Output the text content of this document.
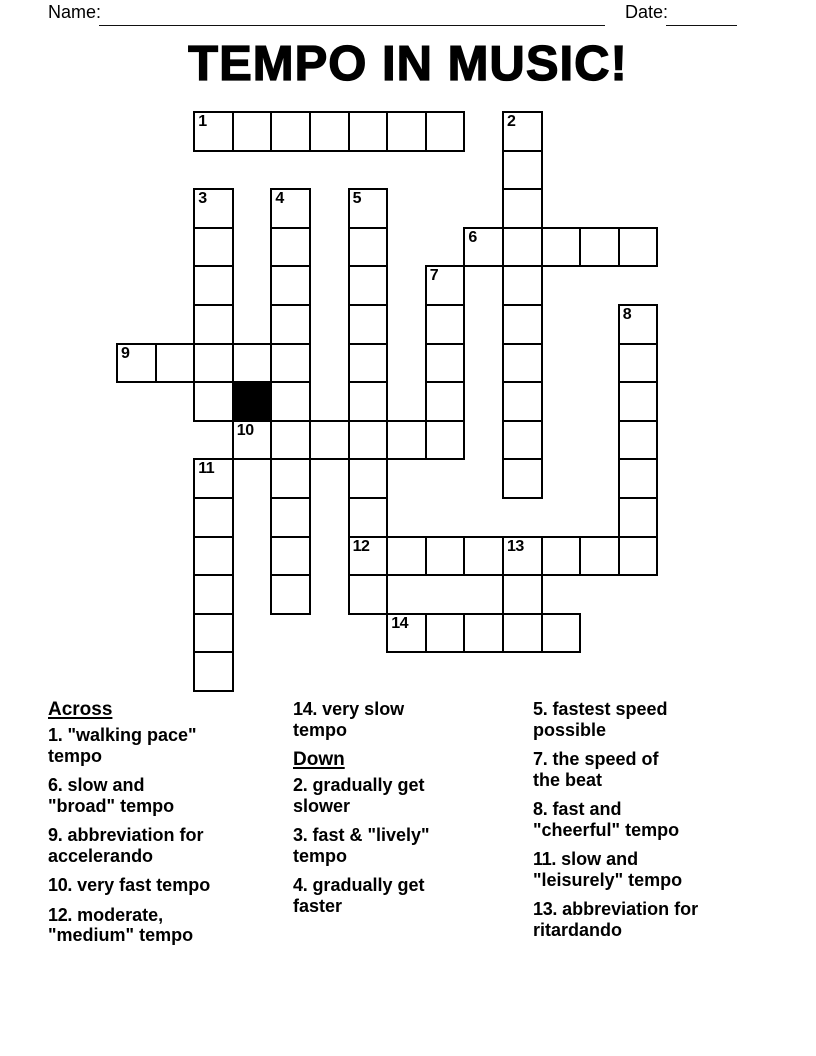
Name:	Date:
TEMPO IN MUSIC!
1	2
3	4	5
12
6
7
8
9
10
11
13
14
Across
1. "walking pace"
tempo
6. slow and
"broad" tempo
9. abbreviation for
accelerando
10. very fast tempo
12. moderate,
"medium" tempo
14. very slow
tempo
Down
2. gradually get
slower
3. fast & "lively"
tempo
4. gradually get
faster
5. fastest speed
possible
7. the speed of
the beat
8. fast and
"cheerful" tempo
11. slow and
"leisurely" tempo
13. abbreviation for
ritardando
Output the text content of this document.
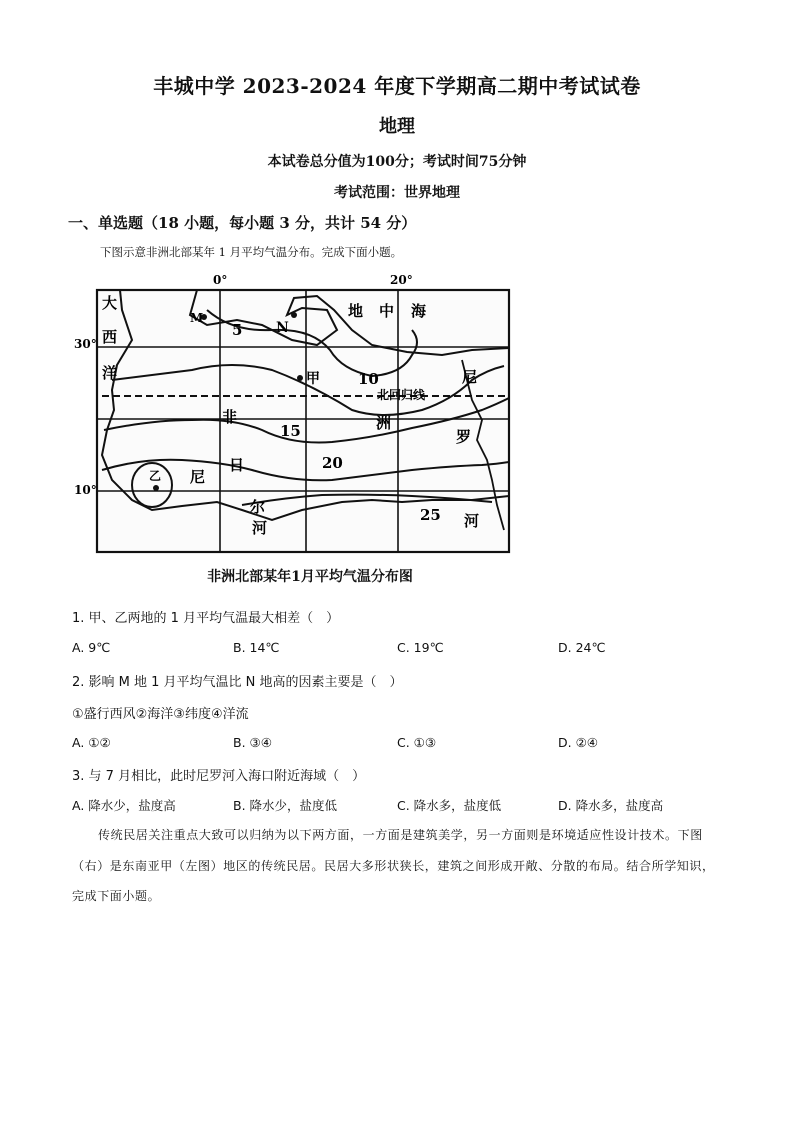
丰城中学 2023-2024 年度下学期高二期中考试试卷
地理
本试卷总分值为100分；考试时间75分钟
考试范围：世界地理
一、单选题（18 小题，每小题 3 分，共计 54 分）
下图示意非洲北部某年 1 月平均气温分布。完成下面小题。
0°	20°
30°
10°
大
西
洋
地 中 海
非	洲
尼
罗
河
尼
日
尔
河
北回归线
M
N
甲
乙
5
10
15
20
25
非洲北部某年1月平均气温分布图
1. 甲、乙两地的 1 月平均气温最大相差（　）
A. 9℃	B. 14℃	C. 19℃	D. 24℃
2. 影响 M 地 1 月平均气温比 N 地高的因素主要是（　）
①盛行西风②海洋③纬度④洋流
A. ①②	B. ③④	C. ①③	D. ②④
3. 与 7 月相比，此时尼罗河入海口附近海域（　）
A. 降水少，盐度高	B. 降水少，盐度低	C. 降水多，盐度低	D. 降水多，盐度高
传统民居关注重点大致可以归纳为以下两方面，一方面是建筑美学，另一方面则是环境适应性设计技术。下图（右）是东南亚甲（左图）地区的传统民居。民居大多形状狭长，建筑之间形成开敞、分散的布局。结合所学知识，完成下面小题。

------------------------------------------------------------------------

* **REQUEST**
Extract each line holding the string "完成下面小题".

* **WRITTEN RESPONSE**
下图示意非洲北部某年 1 月平均气温分布。完成下面小题。
传统民居关注重点大致可以归纳为以下两方面，一方面是建筑美学，另一方面则是环境适应性设计技术。下图（右）是东南亚甲（左图）地区的传统民居。民居大多形状狭长，建筑之间形成开敞、分散的布局。结合所学知识，完成下面小题。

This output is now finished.